Excerpt from a dataset
— Start —

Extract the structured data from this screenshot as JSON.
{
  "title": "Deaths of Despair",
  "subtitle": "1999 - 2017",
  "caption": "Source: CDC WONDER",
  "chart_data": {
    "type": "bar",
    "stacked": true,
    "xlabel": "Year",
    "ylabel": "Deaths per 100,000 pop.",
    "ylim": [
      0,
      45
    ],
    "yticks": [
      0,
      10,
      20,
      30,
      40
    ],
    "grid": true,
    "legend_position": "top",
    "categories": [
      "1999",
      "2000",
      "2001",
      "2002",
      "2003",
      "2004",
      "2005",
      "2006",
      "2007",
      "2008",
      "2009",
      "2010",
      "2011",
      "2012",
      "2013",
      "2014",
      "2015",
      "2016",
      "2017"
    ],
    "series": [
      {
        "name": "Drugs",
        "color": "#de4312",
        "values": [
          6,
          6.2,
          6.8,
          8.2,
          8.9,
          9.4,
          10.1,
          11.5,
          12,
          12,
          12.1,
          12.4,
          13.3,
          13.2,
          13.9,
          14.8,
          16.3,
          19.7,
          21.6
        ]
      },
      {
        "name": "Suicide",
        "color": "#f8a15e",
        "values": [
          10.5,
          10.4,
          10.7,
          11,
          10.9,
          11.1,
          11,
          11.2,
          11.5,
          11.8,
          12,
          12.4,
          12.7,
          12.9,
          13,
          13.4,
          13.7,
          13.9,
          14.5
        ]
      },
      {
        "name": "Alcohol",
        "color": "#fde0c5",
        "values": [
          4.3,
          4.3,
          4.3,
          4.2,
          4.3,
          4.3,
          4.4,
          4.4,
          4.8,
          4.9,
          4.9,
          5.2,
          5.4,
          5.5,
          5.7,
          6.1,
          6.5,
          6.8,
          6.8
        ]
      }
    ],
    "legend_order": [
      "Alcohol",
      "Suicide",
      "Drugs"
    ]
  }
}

— End —

Every line of the records above needs to be given again exactly.

Extract the structured data from this screenshot as JSON.
{
  "title": "Deaths of Despair",
  "subtitle": "1999 - 2017",
  "caption": "Source: CDC WONDER",
  "chart_data": {
    "type": "bar",
    "stacked": true,
    "xlabel": "Year",
    "ylabel": "Deaths per 100,000 pop.",
    "ylim": [
      0,
      45
    ],
    "yticks": [
      0,
      10,
      20,
      30,
      40
    ],
    "grid": true,
    "legend_position": "top",
    "categories": [
      "1999",
      "2000",
      "2001",
      "2002",
      "2003",
      "2004",
      "2005",
      "2006",
      "2007",
      "2008",
      "2009",
      "2010",
      "2011",
      "2012",
      "2013",
      "2014",
      "2015",
      "2016",
      "2017"
    ],
    "series": [
      {
        "name": "Drugs",
        "color": "#de4312",
        "values": [
          6,
          6.2,
          6.8,
          8.2,
          8.9,
          9.4,
          10.1,
          11.5,
          12,
          12,
          12.1,
          12.4,
          13.3,
          13.2,
          13.9,
          14.8,
          16.3,
          19.7,
          21.6
        ]
      },
      {
        "name": "Suicide",
        "color": "#f8a15e",
        "values": [
          10.5,
          10.4,
          10.7,
          11,
          10.9,
          11.1,
          11,
          11.2,
          11.5,
          11.8,
          12,
          12.4,
          12.7,
          12.9,
          13,
          13.4,
          13.7,
          13.9,
          14.5
        ]
      },
      {
        "name": "Alcohol",
        "color": "#fde0c5",
        "values": [
          4.3,
          4.3,
          4.3,
          4.2,
          4.3,
          4.3,
          4.4,
          4.4,
          4.8,
          4.9,
          4.9,
          5.2,
          5.4,
          5.5,
          5.7,
          6.1,
          6.5,
          6.8,
          6.8
        ]
      }
    ],
    "legend_order": [
      "Alcohol",
      "Suicide",
      "Drugs"
    ]
  }
}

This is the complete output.